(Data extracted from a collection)
-- START --

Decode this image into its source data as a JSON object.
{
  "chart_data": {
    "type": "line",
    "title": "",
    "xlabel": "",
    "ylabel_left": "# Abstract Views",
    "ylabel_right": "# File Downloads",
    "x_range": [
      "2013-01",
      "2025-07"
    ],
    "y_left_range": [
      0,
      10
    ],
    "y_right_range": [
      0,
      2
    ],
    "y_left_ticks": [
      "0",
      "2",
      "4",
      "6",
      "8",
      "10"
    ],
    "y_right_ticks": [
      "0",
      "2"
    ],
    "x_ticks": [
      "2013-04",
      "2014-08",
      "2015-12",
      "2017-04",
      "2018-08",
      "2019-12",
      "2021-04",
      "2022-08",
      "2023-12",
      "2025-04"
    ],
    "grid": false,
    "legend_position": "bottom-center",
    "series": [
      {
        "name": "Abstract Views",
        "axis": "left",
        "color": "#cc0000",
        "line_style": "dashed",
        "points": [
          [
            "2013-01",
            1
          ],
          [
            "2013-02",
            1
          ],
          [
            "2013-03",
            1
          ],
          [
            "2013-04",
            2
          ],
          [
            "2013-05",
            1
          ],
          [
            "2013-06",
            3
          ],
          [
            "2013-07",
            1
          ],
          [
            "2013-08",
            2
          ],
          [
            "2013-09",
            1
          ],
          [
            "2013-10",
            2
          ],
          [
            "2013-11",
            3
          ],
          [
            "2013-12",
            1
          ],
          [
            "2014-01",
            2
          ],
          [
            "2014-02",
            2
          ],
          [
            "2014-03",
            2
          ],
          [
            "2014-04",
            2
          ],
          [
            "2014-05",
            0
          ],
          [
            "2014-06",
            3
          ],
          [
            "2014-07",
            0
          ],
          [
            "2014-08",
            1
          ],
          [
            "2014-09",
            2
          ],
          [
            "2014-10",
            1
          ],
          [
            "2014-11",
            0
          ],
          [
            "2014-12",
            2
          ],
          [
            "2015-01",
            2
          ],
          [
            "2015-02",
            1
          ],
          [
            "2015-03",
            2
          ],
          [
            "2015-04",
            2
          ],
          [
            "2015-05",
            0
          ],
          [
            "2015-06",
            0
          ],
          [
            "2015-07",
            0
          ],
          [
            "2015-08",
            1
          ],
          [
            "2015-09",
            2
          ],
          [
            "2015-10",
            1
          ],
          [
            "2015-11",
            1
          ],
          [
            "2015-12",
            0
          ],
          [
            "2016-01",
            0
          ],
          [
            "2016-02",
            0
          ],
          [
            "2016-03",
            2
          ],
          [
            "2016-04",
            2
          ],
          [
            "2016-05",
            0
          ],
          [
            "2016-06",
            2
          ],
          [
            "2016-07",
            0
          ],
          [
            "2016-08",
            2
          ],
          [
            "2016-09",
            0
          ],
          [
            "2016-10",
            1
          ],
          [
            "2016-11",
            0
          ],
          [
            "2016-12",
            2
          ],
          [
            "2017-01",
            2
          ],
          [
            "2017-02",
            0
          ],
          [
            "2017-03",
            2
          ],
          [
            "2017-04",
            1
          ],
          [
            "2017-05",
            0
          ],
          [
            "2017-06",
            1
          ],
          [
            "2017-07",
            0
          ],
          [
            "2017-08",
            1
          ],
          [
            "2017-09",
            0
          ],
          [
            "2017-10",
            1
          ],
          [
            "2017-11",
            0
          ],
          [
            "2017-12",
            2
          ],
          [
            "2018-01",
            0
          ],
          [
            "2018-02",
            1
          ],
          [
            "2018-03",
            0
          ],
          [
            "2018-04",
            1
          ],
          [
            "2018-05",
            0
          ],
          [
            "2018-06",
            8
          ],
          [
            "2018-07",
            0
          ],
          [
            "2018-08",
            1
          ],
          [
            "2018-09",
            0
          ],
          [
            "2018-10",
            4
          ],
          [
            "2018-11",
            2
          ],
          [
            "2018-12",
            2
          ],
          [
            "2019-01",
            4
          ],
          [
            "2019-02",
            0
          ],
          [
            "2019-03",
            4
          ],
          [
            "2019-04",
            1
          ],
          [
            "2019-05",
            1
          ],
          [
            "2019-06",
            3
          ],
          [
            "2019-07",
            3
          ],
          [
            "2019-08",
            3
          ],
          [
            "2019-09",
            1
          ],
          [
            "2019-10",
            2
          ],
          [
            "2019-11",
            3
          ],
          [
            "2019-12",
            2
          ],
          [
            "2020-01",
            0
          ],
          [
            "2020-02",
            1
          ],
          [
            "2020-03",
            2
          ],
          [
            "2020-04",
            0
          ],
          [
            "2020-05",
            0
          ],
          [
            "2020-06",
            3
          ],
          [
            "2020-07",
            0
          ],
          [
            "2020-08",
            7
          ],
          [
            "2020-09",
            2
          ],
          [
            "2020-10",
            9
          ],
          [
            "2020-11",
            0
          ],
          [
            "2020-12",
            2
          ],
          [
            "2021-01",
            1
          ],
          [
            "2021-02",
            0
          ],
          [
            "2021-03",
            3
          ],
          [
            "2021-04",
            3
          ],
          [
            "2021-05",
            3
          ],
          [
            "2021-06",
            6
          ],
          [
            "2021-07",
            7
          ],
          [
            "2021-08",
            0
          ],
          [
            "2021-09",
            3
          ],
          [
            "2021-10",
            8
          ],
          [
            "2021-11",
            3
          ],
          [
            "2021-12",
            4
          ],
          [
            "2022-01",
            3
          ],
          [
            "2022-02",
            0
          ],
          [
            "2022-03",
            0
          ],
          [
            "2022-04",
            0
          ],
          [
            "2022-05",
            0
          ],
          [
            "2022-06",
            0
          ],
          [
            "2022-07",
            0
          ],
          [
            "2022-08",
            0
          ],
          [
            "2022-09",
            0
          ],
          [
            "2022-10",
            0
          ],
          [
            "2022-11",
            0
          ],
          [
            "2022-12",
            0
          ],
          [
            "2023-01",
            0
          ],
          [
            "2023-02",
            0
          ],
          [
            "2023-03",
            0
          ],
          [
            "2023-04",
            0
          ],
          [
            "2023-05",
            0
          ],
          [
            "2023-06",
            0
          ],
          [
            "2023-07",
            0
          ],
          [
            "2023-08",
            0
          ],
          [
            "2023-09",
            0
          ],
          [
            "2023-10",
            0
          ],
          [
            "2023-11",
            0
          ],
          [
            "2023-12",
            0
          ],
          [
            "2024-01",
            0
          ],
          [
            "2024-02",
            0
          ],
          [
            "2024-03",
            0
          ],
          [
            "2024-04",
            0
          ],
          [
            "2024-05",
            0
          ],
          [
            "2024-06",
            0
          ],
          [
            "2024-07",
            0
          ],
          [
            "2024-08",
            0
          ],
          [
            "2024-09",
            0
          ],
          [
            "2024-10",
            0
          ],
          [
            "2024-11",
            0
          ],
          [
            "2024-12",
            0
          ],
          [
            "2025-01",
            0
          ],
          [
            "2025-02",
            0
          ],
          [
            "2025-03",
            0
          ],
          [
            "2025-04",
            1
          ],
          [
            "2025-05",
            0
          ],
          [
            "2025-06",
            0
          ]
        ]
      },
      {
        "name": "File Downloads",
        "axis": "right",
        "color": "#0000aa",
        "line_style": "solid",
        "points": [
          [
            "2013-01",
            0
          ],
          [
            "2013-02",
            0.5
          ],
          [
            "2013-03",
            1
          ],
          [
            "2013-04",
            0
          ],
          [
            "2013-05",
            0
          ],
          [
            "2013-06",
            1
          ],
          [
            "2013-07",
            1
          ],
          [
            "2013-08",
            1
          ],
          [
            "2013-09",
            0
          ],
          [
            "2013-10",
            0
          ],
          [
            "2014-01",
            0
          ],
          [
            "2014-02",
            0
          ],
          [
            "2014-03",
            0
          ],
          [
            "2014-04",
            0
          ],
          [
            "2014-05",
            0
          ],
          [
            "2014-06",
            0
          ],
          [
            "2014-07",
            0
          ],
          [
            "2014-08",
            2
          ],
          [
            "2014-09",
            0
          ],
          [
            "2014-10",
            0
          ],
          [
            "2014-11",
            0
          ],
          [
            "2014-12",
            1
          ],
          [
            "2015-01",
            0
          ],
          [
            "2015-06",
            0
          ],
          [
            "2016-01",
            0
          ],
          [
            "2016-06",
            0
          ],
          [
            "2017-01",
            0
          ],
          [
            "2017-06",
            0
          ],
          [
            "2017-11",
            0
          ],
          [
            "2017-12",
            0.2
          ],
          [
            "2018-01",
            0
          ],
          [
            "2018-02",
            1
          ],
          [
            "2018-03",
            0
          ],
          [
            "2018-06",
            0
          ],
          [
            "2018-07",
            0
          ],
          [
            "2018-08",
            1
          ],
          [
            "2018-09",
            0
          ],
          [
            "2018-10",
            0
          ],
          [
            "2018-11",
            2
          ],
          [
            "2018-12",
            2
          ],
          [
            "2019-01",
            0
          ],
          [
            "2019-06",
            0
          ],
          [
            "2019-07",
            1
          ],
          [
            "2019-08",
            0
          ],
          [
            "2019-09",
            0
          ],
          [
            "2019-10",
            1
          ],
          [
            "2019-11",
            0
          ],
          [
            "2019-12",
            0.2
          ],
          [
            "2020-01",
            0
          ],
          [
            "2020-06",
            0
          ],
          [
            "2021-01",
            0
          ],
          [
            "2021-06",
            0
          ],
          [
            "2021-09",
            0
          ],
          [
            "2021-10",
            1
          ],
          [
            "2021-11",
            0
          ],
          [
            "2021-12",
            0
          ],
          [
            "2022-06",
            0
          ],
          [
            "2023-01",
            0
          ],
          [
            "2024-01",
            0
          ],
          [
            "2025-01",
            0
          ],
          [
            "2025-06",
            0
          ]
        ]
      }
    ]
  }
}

-- END --
-- START --

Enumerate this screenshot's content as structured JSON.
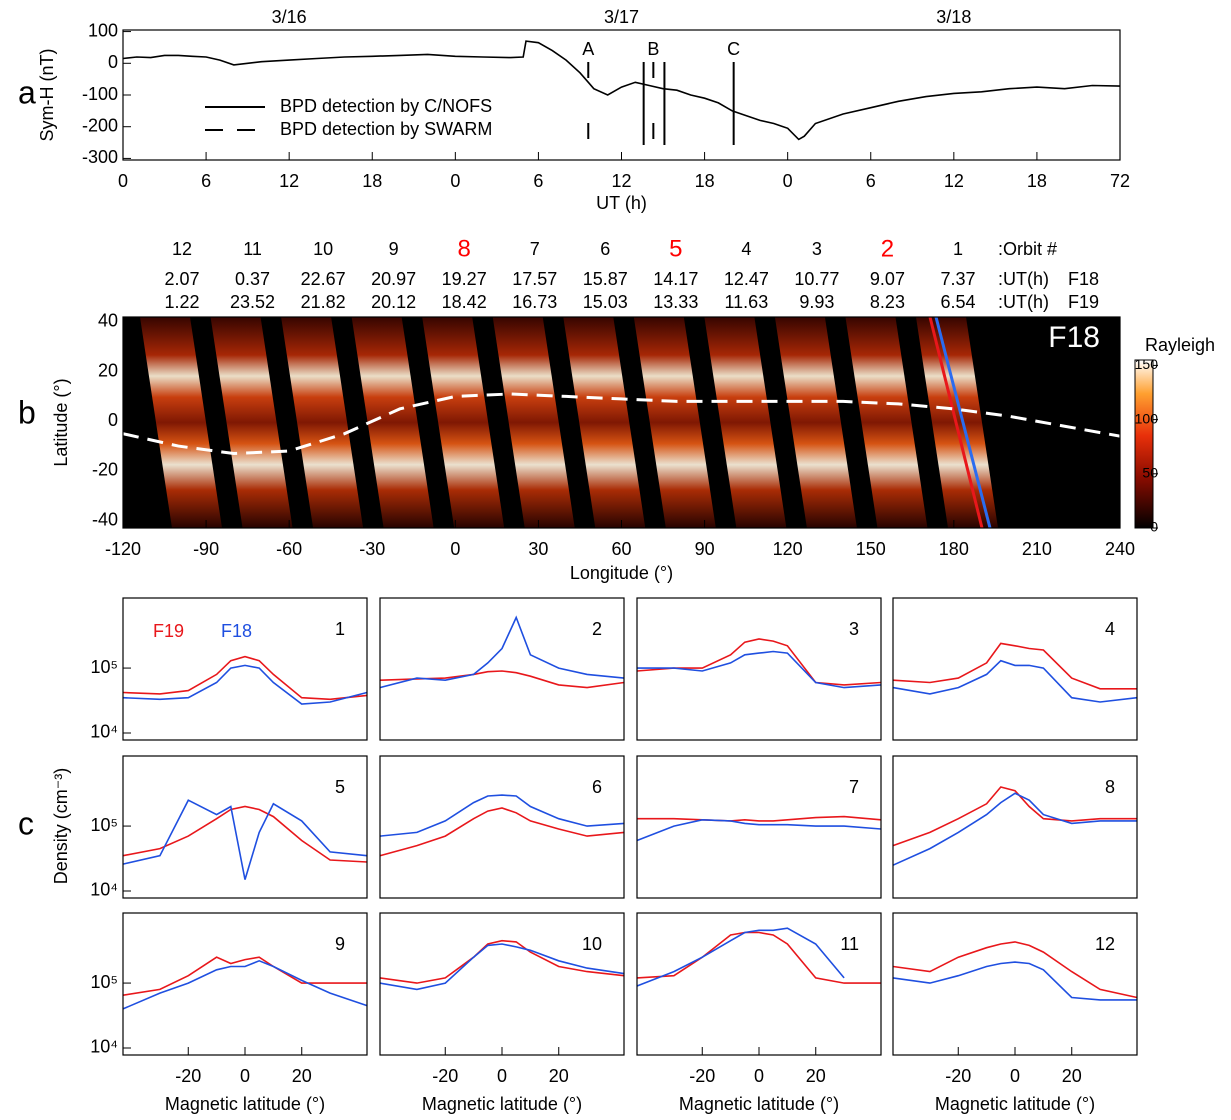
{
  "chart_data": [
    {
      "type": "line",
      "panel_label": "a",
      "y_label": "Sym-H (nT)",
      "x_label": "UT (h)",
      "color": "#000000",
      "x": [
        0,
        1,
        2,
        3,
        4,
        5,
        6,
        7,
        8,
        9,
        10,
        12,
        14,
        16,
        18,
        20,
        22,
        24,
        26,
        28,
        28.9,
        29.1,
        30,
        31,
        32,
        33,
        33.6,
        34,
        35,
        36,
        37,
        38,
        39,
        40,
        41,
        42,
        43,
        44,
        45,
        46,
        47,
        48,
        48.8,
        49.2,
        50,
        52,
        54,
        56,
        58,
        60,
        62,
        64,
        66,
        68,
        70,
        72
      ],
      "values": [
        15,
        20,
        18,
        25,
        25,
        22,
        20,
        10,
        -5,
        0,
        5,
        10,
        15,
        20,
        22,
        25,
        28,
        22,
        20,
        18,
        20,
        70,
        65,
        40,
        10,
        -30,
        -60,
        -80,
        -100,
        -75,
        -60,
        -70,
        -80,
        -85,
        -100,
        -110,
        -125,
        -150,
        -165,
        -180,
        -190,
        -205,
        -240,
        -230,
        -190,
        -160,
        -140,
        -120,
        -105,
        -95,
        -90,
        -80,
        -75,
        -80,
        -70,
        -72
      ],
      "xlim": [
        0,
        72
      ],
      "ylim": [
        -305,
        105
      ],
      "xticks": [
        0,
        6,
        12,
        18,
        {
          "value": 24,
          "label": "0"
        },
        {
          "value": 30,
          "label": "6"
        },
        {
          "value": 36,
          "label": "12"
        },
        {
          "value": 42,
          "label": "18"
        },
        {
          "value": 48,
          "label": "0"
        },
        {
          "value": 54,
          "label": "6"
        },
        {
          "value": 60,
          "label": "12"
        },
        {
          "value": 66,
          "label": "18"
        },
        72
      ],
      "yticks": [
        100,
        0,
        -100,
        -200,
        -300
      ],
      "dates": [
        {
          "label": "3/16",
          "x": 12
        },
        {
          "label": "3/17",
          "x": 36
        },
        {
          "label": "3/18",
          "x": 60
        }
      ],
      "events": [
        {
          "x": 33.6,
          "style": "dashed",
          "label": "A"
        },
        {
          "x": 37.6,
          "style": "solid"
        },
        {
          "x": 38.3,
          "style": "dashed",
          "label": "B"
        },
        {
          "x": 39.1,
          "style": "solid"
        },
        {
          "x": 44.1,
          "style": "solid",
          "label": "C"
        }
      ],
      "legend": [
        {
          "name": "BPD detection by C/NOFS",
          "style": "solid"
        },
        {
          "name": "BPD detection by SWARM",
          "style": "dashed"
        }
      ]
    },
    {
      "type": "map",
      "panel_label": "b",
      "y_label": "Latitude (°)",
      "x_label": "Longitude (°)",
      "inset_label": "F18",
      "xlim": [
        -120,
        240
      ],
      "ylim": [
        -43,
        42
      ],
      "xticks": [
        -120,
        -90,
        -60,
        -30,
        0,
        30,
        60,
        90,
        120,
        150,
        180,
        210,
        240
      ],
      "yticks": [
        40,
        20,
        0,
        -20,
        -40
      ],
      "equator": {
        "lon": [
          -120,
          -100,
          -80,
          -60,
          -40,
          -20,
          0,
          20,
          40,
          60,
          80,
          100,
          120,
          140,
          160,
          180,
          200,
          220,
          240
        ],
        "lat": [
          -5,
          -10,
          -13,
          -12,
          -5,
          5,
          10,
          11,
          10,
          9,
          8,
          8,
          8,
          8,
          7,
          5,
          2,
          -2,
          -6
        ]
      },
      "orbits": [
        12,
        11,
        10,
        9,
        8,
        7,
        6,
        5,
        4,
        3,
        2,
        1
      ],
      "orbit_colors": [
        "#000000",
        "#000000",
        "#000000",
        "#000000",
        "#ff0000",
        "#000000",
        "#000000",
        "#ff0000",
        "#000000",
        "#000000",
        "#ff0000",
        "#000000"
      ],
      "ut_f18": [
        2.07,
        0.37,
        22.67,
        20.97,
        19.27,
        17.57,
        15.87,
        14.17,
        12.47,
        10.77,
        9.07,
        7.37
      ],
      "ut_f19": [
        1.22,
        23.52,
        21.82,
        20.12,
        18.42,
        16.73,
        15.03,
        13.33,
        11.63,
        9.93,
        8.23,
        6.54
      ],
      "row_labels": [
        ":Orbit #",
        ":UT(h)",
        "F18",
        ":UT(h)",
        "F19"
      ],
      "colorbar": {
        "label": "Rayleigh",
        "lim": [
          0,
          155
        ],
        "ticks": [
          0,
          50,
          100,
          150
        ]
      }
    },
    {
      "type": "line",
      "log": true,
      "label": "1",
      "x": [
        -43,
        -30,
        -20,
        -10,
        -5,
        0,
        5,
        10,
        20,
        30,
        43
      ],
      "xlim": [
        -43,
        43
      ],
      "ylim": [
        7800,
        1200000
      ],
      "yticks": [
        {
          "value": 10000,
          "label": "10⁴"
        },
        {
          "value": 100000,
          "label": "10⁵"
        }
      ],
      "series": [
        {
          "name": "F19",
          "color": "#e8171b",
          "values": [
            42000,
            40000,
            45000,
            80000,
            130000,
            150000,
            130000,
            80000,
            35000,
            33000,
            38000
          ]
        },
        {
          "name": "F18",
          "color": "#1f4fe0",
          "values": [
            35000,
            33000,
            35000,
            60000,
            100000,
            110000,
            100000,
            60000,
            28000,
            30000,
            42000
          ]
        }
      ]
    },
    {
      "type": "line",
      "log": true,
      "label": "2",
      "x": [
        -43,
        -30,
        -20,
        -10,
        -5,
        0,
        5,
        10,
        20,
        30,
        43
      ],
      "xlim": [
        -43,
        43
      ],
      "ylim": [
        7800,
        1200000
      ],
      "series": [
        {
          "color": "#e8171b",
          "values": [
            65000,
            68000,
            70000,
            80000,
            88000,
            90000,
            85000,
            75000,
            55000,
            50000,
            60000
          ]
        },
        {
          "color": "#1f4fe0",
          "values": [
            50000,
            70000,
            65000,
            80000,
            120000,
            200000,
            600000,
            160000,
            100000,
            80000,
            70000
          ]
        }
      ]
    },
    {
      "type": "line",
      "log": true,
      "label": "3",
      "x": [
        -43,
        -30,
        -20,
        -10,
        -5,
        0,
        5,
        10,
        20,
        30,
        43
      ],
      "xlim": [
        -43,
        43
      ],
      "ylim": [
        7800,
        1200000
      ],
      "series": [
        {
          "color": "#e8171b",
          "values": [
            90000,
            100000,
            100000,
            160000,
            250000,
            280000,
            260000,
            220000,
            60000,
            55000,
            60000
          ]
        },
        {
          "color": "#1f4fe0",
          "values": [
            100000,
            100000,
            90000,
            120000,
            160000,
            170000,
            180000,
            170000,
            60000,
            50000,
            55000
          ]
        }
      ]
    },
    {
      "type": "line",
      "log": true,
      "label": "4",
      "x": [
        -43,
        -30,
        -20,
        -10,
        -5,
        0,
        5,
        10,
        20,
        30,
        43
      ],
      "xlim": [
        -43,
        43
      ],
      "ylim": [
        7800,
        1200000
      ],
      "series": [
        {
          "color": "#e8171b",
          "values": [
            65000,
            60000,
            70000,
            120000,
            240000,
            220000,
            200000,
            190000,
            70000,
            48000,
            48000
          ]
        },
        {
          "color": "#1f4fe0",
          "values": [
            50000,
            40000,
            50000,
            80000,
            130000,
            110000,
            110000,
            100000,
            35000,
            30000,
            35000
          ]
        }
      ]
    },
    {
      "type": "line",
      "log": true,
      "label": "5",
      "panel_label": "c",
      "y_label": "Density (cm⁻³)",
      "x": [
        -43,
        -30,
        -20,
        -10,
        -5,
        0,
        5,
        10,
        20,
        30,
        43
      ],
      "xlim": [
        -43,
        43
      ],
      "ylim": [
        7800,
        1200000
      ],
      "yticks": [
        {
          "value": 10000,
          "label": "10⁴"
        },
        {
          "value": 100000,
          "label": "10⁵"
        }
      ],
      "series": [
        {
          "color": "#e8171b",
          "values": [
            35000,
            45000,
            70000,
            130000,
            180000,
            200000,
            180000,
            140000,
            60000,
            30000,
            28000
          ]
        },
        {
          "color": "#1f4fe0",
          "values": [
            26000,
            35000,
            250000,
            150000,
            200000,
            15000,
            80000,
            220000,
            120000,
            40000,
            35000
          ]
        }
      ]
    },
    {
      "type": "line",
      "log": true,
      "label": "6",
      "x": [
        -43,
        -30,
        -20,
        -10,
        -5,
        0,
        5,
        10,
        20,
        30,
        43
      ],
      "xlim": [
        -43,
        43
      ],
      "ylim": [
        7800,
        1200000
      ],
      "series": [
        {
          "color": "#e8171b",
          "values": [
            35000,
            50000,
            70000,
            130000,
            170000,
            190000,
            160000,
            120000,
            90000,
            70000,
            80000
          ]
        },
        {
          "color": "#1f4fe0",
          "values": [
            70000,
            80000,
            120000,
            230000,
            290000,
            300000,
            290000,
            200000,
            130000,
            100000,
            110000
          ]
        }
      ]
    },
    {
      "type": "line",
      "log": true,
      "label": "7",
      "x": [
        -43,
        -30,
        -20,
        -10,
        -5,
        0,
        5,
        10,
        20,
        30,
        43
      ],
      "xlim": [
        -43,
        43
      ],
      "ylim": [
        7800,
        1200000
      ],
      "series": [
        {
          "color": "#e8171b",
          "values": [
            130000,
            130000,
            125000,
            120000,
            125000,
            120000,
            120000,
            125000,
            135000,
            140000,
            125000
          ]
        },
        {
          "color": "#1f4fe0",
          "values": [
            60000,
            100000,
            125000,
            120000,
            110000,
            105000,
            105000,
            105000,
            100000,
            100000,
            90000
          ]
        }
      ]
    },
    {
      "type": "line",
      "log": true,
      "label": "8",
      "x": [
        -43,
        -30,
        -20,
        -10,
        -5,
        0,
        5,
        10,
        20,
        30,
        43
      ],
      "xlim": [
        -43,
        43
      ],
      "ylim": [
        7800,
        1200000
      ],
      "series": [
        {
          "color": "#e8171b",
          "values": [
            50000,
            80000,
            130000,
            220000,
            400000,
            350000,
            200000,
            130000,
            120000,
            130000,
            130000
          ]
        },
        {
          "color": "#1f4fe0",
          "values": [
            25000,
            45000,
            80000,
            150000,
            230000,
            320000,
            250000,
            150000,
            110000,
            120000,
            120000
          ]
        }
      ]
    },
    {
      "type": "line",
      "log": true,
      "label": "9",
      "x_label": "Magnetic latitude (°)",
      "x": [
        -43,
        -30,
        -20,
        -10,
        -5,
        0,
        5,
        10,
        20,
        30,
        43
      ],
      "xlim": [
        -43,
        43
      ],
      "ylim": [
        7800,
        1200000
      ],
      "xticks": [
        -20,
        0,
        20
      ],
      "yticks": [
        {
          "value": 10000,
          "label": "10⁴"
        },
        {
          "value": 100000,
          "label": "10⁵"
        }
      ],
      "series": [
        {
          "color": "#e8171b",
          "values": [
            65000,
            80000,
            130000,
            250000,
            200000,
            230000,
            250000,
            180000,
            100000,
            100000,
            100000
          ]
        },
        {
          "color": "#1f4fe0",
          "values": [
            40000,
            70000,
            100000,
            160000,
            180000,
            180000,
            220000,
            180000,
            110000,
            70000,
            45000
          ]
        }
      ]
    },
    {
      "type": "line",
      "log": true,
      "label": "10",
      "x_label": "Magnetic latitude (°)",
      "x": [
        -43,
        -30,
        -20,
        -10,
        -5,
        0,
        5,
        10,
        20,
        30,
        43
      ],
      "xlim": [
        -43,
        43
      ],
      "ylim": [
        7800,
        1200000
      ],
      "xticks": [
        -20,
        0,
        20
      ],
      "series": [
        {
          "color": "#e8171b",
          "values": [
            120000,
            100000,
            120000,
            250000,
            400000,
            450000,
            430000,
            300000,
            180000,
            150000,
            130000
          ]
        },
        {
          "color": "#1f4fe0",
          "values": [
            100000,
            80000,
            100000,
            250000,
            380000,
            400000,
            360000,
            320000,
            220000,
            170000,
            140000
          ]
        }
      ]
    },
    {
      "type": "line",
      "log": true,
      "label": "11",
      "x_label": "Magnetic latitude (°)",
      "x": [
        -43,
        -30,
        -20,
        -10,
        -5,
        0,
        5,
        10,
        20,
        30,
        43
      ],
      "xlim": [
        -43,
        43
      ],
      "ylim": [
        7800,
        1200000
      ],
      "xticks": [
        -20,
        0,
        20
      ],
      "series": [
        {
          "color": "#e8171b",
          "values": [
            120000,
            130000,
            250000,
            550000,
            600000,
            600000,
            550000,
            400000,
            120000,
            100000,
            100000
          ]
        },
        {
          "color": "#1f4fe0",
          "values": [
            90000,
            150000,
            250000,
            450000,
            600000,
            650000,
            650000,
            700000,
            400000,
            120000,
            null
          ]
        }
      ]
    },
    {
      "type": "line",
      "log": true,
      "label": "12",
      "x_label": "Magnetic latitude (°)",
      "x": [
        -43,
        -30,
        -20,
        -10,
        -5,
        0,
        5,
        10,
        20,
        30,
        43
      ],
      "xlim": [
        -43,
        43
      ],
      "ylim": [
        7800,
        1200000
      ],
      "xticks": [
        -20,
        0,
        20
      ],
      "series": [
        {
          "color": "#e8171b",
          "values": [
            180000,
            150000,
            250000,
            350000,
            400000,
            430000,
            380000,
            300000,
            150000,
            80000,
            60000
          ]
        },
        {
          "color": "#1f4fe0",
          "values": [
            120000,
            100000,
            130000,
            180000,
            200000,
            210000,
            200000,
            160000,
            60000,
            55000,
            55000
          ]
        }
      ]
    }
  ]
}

-- END --

**Exercise prompt**
Filter the records for lines holding the string "this". Copy each one.

**Complete response**
Decode this image into its source data as a JSON object.
Enumerate this screenshot's content as structured JSON.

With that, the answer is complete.